[Records that describe figures]
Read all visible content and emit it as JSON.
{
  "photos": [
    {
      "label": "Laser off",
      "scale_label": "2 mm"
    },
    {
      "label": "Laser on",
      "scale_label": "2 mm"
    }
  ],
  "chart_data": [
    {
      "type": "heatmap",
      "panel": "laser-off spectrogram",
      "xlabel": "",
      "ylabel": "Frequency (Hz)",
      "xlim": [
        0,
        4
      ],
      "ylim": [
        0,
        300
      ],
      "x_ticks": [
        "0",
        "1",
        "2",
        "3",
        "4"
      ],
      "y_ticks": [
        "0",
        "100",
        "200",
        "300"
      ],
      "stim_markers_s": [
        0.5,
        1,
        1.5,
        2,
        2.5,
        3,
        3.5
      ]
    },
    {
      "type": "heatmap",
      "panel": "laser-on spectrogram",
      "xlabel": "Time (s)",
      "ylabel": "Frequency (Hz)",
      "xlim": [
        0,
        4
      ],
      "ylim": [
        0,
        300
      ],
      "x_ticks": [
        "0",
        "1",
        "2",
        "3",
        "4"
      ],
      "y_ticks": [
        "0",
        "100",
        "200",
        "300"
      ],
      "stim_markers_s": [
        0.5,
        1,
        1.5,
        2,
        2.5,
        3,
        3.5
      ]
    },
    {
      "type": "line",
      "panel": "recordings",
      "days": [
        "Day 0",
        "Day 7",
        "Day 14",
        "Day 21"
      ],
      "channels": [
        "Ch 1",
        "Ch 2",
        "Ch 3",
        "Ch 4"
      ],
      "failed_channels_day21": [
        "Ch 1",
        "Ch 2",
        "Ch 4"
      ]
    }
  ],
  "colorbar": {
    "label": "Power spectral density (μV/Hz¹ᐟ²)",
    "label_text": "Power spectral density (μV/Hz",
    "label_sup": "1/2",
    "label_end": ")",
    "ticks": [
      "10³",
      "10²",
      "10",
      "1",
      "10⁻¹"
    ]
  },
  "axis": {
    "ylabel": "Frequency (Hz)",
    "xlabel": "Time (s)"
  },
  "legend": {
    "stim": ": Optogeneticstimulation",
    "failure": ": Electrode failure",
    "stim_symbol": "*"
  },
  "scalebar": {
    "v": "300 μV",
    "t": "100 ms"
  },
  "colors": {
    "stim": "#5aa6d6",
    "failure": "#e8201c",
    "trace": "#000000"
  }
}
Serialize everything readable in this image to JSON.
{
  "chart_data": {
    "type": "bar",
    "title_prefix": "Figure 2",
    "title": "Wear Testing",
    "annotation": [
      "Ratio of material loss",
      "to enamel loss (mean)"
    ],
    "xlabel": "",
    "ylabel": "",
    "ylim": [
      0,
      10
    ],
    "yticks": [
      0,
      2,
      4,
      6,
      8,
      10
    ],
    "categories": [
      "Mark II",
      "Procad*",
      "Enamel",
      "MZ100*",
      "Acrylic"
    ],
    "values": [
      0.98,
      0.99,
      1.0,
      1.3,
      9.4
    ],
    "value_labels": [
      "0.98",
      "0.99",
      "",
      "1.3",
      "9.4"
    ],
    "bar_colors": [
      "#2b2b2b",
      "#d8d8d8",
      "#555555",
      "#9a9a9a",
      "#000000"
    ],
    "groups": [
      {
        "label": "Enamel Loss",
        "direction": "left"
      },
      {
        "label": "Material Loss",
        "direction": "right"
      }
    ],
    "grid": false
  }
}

→ DIRECTION
Write the material out again word for word.

→ EXERCISE SOLUTION
Read all visible content and emit it as JSON.
{
  "photos": [
    {
      "label": "Laser off",
      "scale_label": "2 mm"
    },
    {
      "label": "Laser on",
      "scale_label": "2 mm"
    }
  ],
  "chart_data": [
    {
      "type": "heatmap",
      "panel": "laser-off spectrogram",
      "xlabel": "",
      "ylabel": "Frequency (Hz)",
      "xlim": [
        0,
        4
      ],
      "ylim": [
        0,
        300
      ],
      "x_ticks": [
        "0",
        "1",
        "2",
        "3",
        "4"
      ],
      "y_ticks": [
        "0",
        "100",
        "200",
        "300"
      ],
      "stim_markers_s": [
        0.5,
        1,
        1.5,
        2,
        2.5,
        3,
        3.5
      ]
    },
    {
      "type": "heatmap",
      "panel": "laser-on spectrogram",
      "xlabel": "Time (s)",
      "ylabel": "Frequency (Hz)",
      "xlim": [
        0,
        4
      ],
      "ylim": [
        0,
        300
      ],
      "x_ticks": [
        "0",
        "1",
        "2",
        "3",
        "4"
      ],
      "y_ticks": [
        "0",
        "100",
        "200",
        "300"
      ],
      "stim_markers_s": [
        0.5,
        1,
        1.5,
        2,
        2.5,
        3,
        3.5
      ]
    },
    {
      "type": "line",
      "panel": "recordings",
      "days": [
        "Day 0",
        "Day 7",
        "Day 14",
        "Day 21"
      ],
      "channels": [
        "Ch 1",
        "Ch 2",
        "Ch 3",
        "Ch 4"
      ],
      "failed_channels_day21": [
        "Ch 1",
        "Ch 2",
        "Ch 4"
      ]
    }
  ],
  "colorbar": {
    "label": "Power spectral density (μV/Hz¹ᐟ²)",
    "label_text": "Power spectral density (μV/Hz",
    "label_sup": "1/2",
    "label_end": ")",
    "ticks": [
      "10³",
      "10²",
      "10",
      "1",
      "10⁻¹"
    ]
  },
  "axis": {
    "ylabel": "Frequency (Hz)",
    "xlabel": "Time (s)"
  },
  "legend": {
    "stim": ": Optogeneticstimulation",
    "failure": ": Electrode failure",
    "stim_symbol": "*"
  },
  "scalebar": {
    "v": "300 μV",
    "t": "100 ms"
  },
  "colors": {
    "stim": "#5aa6d6",
    "failure": "#e8201c",
    "trace": "#000000"
  }
}
Serialize everything readable in this image to JSON.
{
  "chart_data": {
    "type": "bar",
    "title_prefix": "Figure 2",
    "title": "Wear Testing",
    "annotation": [
      "Ratio of material loss",
      "to enamel loss (mean)"
    ],
    "xlabel": "",
    "ylabel": "",
    "ylim": [
      0,
      10
    ],
    "yticks": [
      0,
      2,
      4,
      6,
      8,
      10
    ],
    "categories": [
      "Mark II",
      "Procad*",
      "Enamel",
      "MZ100*",
      "Acrylic"
    ],
    "values": [
      0.98,
      0.99,
      1.0,
      1.3,
      9.4
    ],
    "value_labels": [
      "0.98",
      "0.99",
      "",
      "1.3",
      "9.4"
    ],
    "bar_colors": [
      "#2b2b2b",
      "#d8d8d8",
      "#555555",
      "#9a9a9a",
      "#000000"
    ],
    "groups": [
      {
        "label": "Enamel Loss",
        "direction": "left"
      },
      {
        "label": "Material Loss",
        "direction": "right"
      }
    ],
    "grid": false
  }
}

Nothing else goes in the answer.